++++ Text block
Messaging App (WhatsApp, WeChat, Messenger)

Blog / Messaging App (WhatsApp, WeChat, Messenger)

Overview

Requirements
Estimates
Data Model
Architecture Overview
Messaging Flow
Presence Service
Additional Discussion Points

Requirements

Functional Requirements
- 1 - 1 Chats
- Group chats (max. 150)
- Media Sharing
- Push notifications
- Online / offline indicator
Non Functional Requirements
- High availability
- High scalability
Not covered
- End to end encryption

Estimates

Queries Per Second (QPS)

Daily active users (DAU) = 100 million (100 * 10⁶)
Average number of daily messages sent per user: 50 messages / day / user
Average number of messages sent per day: (100 * 10⁶) * 50 = (5 * 10⁹) messages
(5 * 10⁹) / (24 hours * 60 minutes * 60 seconds) ≈ 58,000 QPS

Storage Estimate

Average message size: 150 bytes
Daily message storage: (5 * 10⁹) messages * 150 bytes ≈ 750 billion bytes ≈ 750 GB / day
Percentage of messages that include media: 10%
Daily media messages: (5 * 10⁹) * 0.1 = (5 * 10⁸)
Average media size: 100 KB
Daily media storage: (5 * 10⁸) * 100 KB ≈ 50 TB / day
Total daily storage: 750 GB + 50 TB = 50.75 TB / day
Assume store for 10 years
Total storage: 50.75 TB * 365 days * 10 years ≈ 185 PB

Data Model

This is a basic outline of some of the core tables that could be included in a messaging system data model.

users
- Contains information related to the user.
devices
- user_id: Foreign key which is used to identify which user the device belongs to. Many-to-one relationship where a user can have many devices and a device can only belong to one user.
- last_seen_message_id: Used to identify which message was last seen by the device so that if there are any messages with a large message_id the device knows it needs to fetch that message.
conversations
- Covers both 1-1 messaging as well as group messaging, where 1-1 messaging is simply a group with only two people and a different user interface (UI).
user_conversations
- user_id: Foreign key which is used to identify a user.
- conversation_id: Foreign key which is used to identify a conversation.
- This table facilitates the many-to-many relationship between users and conversations.
messages
- Represents a message in the system.
- user_id: Who the message was sent by.
- conversation_id: Which conversation the message belongs to.
- content: The content of the message.
- sent_at, delivered_at, seen_at: Timestamps that indicate different points in a message lifecycle.

Architecture Overview

Gateway

As we are using many different protocols like HTTP (application layer), TCP (transport layer) two layers of the The Open Systems Interconnection (OSI) Model is a conceptual framework that provides a protocol-agnostic description of how the various layers of a network stack combine to enable network communications.
The Gateway (e.g. AWS API Gateway) will also include rate limiting.

User Service

HTTP-based servers that handles all user related information as well as authentication.
User information can be quite relational in nature so we could choose an SQL database like MySQL or Postgres.
We may also have to introduce sharding to handle the scale of the application.
The data can also be replicated in different geographic regions, with a multi datacenter approach to handle availability requirements.

Media Service

Media Service used to store content in object storage (e.g Amazon S3) .
Given the volume of data being stored, we could also do some analysis and move old data into cold storage (e.g. Amazon S3 Glacier) to reduce storage costs.

Chat Service

Pull (polling) vs. Push
- Pull: Long polling is where the client makes a request to the server which holds the request open ("hangs") until new data is available or a timeout occurs. Once the client receives new data or a timeout signal, it immediately sends another request, and the process repeats. This creates a near real-time effect, but with the overhead of repeatedly establishing HTTP connections.
++++++++
Exercise requirements:
1. In the messaging app design, reproduce the passage starting at "- This table" and ending at "enable network communications.", substituting "chat_id" for "conversation_id".
2. According to the messaging app design, what is the estimated total storage needed to keep messages for 10 years?
3. Finish out the next part of the messaging app design, picking up after its last sentence.
++++ Dataset
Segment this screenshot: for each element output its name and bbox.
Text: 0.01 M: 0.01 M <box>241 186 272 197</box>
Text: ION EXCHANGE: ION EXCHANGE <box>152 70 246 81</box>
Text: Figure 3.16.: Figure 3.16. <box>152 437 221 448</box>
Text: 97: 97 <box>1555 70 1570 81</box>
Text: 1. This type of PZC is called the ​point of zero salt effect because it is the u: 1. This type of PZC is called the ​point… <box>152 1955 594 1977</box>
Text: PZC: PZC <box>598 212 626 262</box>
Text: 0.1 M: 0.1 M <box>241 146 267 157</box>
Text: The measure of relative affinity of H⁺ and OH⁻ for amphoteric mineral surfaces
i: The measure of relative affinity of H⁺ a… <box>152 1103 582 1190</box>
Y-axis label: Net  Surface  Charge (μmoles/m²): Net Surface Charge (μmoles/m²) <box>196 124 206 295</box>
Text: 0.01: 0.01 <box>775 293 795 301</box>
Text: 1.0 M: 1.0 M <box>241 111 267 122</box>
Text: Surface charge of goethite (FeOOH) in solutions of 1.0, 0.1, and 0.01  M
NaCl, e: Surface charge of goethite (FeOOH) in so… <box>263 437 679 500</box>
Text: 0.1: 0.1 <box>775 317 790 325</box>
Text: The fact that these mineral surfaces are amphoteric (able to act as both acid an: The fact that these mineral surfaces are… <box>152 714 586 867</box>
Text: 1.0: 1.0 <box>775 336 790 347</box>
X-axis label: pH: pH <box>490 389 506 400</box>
++++++++
++++ Dataset
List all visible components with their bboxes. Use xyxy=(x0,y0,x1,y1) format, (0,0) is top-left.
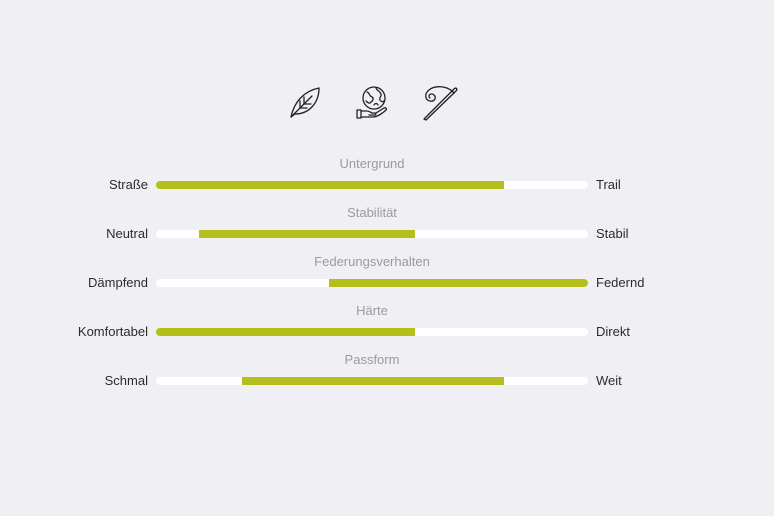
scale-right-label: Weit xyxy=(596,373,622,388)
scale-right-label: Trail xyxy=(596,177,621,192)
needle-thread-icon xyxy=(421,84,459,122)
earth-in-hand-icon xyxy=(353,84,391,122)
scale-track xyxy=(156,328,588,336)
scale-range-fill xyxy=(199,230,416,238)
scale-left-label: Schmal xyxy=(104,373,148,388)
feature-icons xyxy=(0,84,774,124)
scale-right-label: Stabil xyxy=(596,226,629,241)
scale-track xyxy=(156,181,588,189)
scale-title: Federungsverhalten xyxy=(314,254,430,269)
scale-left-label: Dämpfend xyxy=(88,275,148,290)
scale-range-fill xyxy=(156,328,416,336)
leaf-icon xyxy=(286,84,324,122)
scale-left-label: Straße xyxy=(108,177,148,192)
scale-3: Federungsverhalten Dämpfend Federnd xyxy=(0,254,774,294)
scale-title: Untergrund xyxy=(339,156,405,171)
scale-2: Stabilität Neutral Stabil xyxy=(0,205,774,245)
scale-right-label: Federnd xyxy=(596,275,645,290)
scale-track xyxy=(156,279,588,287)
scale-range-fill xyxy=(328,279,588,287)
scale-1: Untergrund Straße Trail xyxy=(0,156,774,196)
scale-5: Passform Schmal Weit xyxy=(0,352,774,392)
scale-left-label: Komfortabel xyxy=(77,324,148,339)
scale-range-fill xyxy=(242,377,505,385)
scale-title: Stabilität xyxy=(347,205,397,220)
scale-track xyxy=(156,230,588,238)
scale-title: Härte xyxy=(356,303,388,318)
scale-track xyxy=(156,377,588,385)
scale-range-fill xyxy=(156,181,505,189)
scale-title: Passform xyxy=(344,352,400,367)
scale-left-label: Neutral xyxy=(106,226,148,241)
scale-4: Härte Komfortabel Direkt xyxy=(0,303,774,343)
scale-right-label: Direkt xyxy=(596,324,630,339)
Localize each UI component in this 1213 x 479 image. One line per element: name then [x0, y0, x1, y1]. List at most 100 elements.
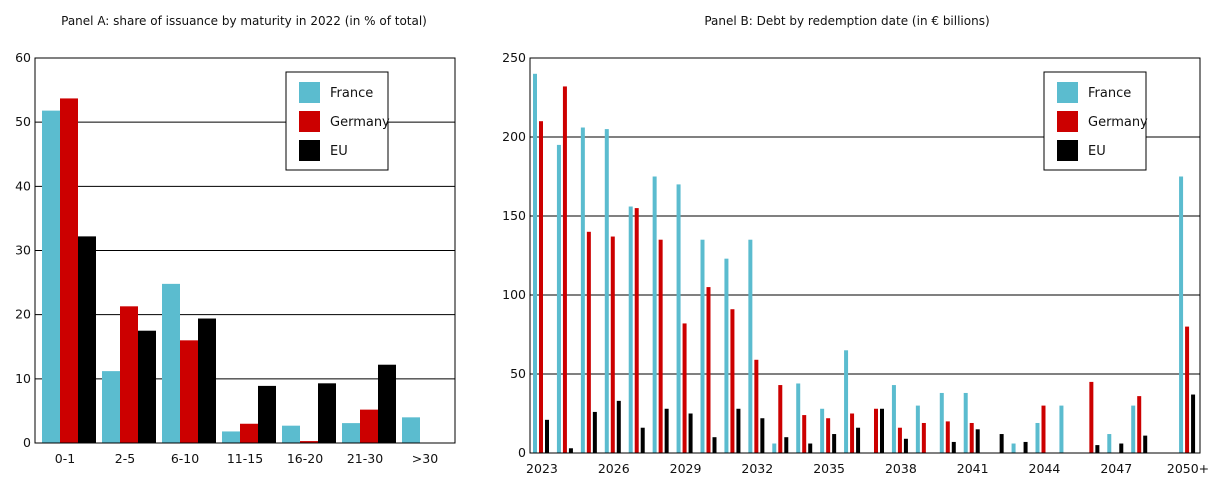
++++++++
Final answers:
1.
- This table facilitates the many-to-many relationship between users and conversations.
messages
- Represents a message in the system.
- user_id: Who the message was sent by.
- chat_id: Which conversation the message belongs to.
- content: The content of the message.
- sent_at, delivered_at, seen_at: Timestamps that indicate different points in a message lifecycle.

Architecture Overview

Gateway

As we are using many different protocols like HTTP (application layer), TCP (transport layer) two layers of the The Open Systems Interconnection (OSI) Model is a conceptual framework that provides a protocol-agnostic description of how the various layers of a network stack combine to enable network communications.

2. About 185 PB.

3.
- Push: Web sockets are a TCP based protocol that use bi-directional full duplex communication. It is lightweight and both the client and server can independently send messages to each-other.
Stateless vs. Stateful
- Stateless services process each request independently without retaining user session information, enhancing simplicity and scalability. Stateless protocols include HTTP (Hypertext Transfer Protocol). For example in our Users Service it doesn’t matter which server a user connects to, as the Users Database is the source of truth.
- Stateful services, on the other hand, maintain session data across requests, adding complexity but enabling continuous user interactions. Stateful protocols include TCP (Transmission Control Protocol). For example let's say Client A creates a WebSocket connection with Chat Server 1 and then proceeds to send and receive messages from that server, until the client disconnects or server goes down, Client A will always be connected to that server.
Database Selection
- Given the scale discussed in the Estimates section a NoSQL database like Cassandra or Dynamo DB, would be a suitable choice. Discord used Cassandra for a long time before recently moving to SyllaDB.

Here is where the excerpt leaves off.